┌────────
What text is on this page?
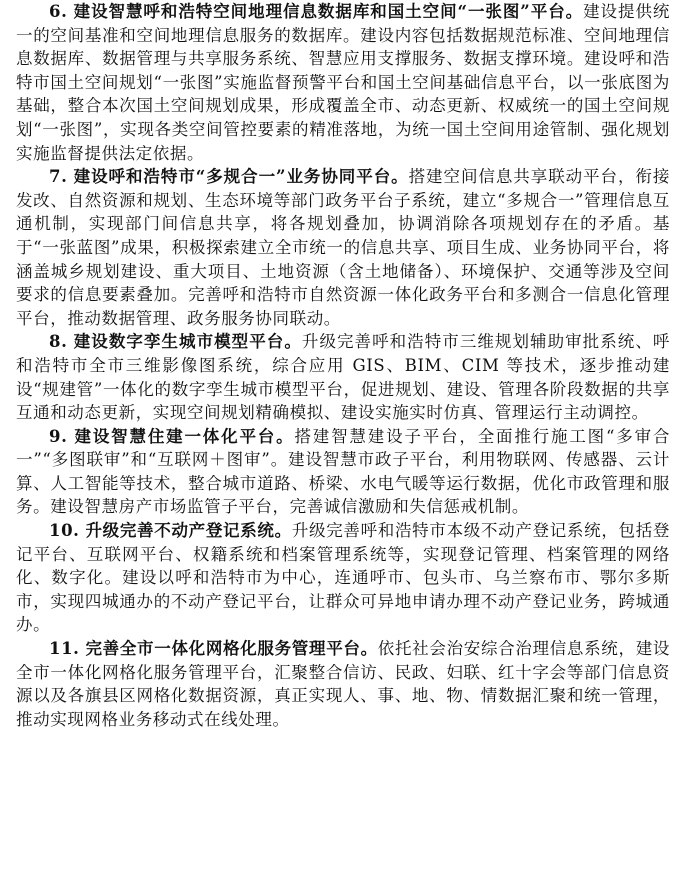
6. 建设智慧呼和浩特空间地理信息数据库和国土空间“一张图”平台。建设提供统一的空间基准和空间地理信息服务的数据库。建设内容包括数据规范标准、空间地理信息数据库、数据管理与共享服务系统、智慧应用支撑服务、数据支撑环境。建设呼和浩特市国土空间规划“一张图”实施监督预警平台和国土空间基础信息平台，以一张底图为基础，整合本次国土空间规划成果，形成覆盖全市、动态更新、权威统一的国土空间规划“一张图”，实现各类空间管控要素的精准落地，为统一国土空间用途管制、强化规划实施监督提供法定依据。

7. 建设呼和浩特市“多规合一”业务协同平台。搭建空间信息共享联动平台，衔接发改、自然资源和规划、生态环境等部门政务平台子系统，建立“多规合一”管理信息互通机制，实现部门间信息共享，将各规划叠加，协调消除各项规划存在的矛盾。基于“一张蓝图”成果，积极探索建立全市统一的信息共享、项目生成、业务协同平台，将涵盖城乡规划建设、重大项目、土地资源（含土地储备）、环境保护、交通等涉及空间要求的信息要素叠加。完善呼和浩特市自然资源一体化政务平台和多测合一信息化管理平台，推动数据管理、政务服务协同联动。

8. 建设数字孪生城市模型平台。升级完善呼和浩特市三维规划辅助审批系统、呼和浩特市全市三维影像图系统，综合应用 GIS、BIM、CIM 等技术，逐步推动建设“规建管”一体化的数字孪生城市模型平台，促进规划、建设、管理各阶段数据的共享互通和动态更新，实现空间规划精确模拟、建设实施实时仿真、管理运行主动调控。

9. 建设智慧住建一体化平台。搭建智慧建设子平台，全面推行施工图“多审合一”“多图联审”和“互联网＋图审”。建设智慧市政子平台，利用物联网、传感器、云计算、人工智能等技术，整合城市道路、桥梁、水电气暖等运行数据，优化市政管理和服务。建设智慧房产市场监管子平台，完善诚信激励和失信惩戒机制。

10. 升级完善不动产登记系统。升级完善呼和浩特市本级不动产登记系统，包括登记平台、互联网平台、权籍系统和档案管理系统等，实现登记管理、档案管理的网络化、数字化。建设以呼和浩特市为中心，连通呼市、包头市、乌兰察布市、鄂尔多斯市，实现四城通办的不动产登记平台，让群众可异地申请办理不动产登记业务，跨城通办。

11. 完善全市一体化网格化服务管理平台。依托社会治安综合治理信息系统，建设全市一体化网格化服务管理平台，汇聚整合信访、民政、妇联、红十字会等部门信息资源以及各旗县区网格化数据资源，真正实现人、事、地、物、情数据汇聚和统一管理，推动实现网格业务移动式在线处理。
└────────
┌────────
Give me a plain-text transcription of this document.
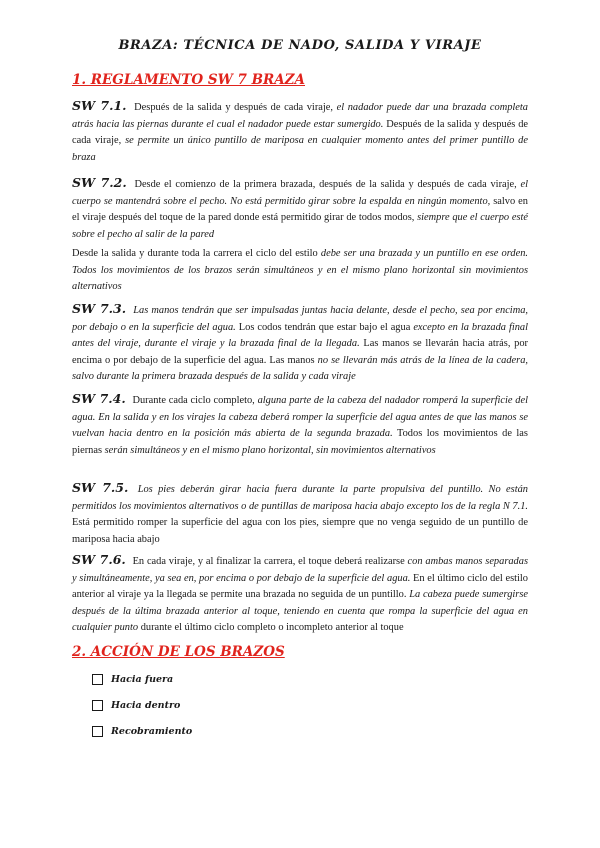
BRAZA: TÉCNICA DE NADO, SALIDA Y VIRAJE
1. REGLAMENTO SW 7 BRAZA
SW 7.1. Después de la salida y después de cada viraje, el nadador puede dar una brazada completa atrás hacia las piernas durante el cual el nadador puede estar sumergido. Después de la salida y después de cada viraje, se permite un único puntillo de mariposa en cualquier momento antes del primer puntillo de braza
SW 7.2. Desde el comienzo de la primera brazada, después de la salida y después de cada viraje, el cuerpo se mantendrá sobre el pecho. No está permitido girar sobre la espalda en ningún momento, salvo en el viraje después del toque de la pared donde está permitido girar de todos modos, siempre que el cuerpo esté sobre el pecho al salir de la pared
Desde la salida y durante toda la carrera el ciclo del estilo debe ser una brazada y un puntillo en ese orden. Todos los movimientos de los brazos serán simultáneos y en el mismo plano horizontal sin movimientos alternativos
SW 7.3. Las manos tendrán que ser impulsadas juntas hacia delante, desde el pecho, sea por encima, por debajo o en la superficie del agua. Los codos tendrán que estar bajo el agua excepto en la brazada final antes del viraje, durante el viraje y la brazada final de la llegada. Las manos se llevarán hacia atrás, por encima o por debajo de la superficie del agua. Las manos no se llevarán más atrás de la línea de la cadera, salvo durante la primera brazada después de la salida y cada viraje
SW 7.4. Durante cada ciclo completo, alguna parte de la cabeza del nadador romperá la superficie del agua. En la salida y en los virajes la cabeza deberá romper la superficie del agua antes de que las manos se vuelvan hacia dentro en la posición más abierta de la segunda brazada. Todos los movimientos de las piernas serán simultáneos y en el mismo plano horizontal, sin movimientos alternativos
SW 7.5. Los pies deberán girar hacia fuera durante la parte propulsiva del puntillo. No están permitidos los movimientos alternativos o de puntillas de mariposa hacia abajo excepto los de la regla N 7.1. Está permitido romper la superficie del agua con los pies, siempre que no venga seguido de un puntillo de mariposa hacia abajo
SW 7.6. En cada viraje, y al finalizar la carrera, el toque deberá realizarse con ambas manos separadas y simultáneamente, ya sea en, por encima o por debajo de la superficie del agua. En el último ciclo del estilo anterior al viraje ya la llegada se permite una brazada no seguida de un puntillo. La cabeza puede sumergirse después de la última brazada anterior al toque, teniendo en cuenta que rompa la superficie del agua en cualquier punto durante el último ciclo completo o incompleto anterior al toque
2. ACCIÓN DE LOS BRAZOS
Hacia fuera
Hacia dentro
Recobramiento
└────────
The request: Count every line bearing the word "this"; report the total only.

Written answer: 2